== Information provided ==
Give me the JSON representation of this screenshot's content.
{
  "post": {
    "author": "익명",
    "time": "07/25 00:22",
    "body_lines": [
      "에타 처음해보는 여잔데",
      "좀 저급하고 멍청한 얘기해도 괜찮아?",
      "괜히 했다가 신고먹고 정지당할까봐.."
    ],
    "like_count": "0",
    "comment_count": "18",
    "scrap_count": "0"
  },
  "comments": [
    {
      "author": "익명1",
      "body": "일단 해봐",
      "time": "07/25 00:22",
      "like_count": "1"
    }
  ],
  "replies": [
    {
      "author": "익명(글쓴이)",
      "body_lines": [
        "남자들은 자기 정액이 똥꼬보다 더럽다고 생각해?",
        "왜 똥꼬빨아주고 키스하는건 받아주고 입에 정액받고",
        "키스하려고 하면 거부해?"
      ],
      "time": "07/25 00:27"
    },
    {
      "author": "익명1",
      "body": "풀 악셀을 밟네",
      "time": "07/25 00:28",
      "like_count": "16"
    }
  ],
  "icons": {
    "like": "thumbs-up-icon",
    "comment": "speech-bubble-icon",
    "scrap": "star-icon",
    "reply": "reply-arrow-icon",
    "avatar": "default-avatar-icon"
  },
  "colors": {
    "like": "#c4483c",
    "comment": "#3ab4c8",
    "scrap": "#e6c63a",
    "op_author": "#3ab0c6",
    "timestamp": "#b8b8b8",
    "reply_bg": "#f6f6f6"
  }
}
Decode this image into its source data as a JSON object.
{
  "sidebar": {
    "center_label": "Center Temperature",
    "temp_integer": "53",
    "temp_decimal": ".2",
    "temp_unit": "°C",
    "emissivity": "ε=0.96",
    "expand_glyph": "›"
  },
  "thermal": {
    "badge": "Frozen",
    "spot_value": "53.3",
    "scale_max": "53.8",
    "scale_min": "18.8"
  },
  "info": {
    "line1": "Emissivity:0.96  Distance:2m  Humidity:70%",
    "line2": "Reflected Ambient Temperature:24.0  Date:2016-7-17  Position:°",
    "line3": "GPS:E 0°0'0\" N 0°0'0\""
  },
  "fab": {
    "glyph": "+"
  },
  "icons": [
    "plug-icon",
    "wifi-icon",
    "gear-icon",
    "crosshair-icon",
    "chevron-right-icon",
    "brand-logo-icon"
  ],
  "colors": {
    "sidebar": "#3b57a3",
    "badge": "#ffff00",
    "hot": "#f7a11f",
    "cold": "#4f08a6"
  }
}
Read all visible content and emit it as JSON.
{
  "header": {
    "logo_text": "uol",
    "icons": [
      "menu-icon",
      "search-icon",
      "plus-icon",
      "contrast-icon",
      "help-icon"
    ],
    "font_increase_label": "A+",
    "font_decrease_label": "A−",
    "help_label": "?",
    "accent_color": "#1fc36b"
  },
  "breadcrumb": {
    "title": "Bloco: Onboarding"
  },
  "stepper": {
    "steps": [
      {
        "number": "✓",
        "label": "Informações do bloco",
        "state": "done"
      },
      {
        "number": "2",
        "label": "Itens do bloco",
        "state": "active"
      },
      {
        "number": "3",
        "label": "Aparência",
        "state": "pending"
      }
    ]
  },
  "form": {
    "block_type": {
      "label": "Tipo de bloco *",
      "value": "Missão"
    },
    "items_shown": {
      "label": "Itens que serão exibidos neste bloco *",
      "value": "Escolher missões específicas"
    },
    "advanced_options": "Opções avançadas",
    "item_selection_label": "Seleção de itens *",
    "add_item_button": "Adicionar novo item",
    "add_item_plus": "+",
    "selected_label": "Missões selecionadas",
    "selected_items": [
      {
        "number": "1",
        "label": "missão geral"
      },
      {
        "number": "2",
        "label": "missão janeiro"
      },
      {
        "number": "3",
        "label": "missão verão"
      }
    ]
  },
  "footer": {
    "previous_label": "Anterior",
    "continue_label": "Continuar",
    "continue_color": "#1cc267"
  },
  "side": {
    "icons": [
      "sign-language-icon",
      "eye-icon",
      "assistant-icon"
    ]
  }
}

== Exercise brief ==
Quote the material exactly, leaving nothing out.

== Full output ==
Give me the JSON representation of this screenshot's content.
{
  "post": {
    "author": "익명",
    "time": "07/25 00:22",
    "body_lines": [
      "에타 처음해보는 여잔데",
      "좀 저급하고 멍청한 얘기해도 괜찮아?",
      "괜히 했다가 신고먹고 정지당할까봐.."
    ],
    "like_count": "0",
    "comment_count": "18",
    "scrap_count": "0"
  },
  "comments": [
    {
      "author": "익명1",
      "body": "일단 해봐",
      "time": "07/25 00:22",
      "like_count": "1"
    }
  ],
  "replies": [
    {
      "author": "익명(글쓴이)",
      "body_lines": [
        "남자들은 자기 정액이 똥꼬보다 더럽다고 생각해?",
        "왜 똥꼬빨아주고 키스하는건 받아주고 입에 정액받고",
        "키스하려고 하면 거부해?"
      ],
      "time": "07/25 00:27"
    },
    {
      "author": "익명1",
      "body": "풀 악셀을 밟네",
      "time": "07/25 00:28",
      "like_count": "16"
    }
  ],
  "icons": {
    "like": "thumbs-up-icon",
    "comment": "speech-bubble-icon",
    "scrap": "star-icon",
    "reply": "reply-arrow-icon",
    "avatar": "default-avatar-icon"
  },
  "colors": {
    "like": "#c4483c",
    "comment": "#3ab4c8",
    "scrap": "#e6c63a",
    "op_author": "#3ab0c6",
    "timestamp": "#b8b8b8",
    "reply_bg": "#f6f6f6"
  }
}
Decode this image into its source data as a JSON object.
{
  "sidebar": {
    "center_label": "Center Temperature",
    "temp_integer": "53",
    "temp_decimal": ".2",
    "temp_unit": "°C",
    "emissivity": "ε=0.96",
    "expand_glyph": "›"
  },
  "thermal": {
    "badge": "Frozen",
    "spot_value": "53.3",
    "scale_max": "53.8",
    "scale_min": "18.8"
  },
  "info": {
    "line1": "Emissivity:0.96  Distance:2m  Humidity:70%",
    "line2": "Reflected Ambient Temperature:24.0  Date:2016-7-17  Position:°",
    "line3": "GPS:E 0°0'0\" N 0°0'0\""
  },
  "fab": {
    "glyph": "+"
  },
  "icons": [
    "plug-icon",
    "wifi-icon",
    "gear-icon",
    "crosshair-icon",
    "chevron-right-icon",
    "brand-logo-icon"
  ],
  "colors": {
    "sidebar": "#3b57a3",
    "badge": "#ffff00",
    "hot": "#f7a11f",
    "cold": "#4f08a6"
  }
}
Read all visible content and emit it as JSON.
{
  "header": {
    "logo_text": "uol",
    "icons": [
      "menu-icon",
      "search-icon",
      "plus-icon",
      "contrast-icon",
      "help-icon"
    ],
    "font_increase_label": "A+",
    "font_decrease_label": "A−",
    "help_label": "?",
    "accent_color": "#1fc36b"
  },
  "breadcrumb": {
    "title": "Bloco: Onboarding"
  },
  "stepper": {
    "steps": [
      {
        "number": "✓",
        "label": "Informações do bloco",
        "state": "done"
      },
      {
        "number": "2",
        "label": "Itens do bloco",
        "state": "active"
      },
      {
        "number": "3",
        "label": "Aparência",
        "state": "pending"
      }
    ]
  },
  "form": {
    "block_type": {
      "label": "Tipo de bloco *",
      "value": "Missão"
    },
    "items_shown": {
      "label": "Itens que serão exibidos neste bloco *",
      "value": "Escolher missões específicas"
    },
    "advanced_options": "Opções avançadas",
    "item_selection_label": "Seleção de itens *",
    "add_item_button": "Adicionar novo item",
    "add_item_plus": "+",
    "selected_label": "Missões selecionadas",
    "selected_items": [
      {
        "number": "1",
        "label": "missão geral"
      },
      {
        "number": "2",
        "label": "missão janeiro"
      },
      {
        "number": "3",
        "label": "missão verão"
      }
    ]
  },
  "footer": {
    "previous_label": "Anterior",
    "continue_label": "Continuar",
    "continue_color": "#1cc267"
  },
  "side": {
    "icons": [
      "sign-language-icon",
      "eye-icon",
      "assistant-icon"
    ]
  }
}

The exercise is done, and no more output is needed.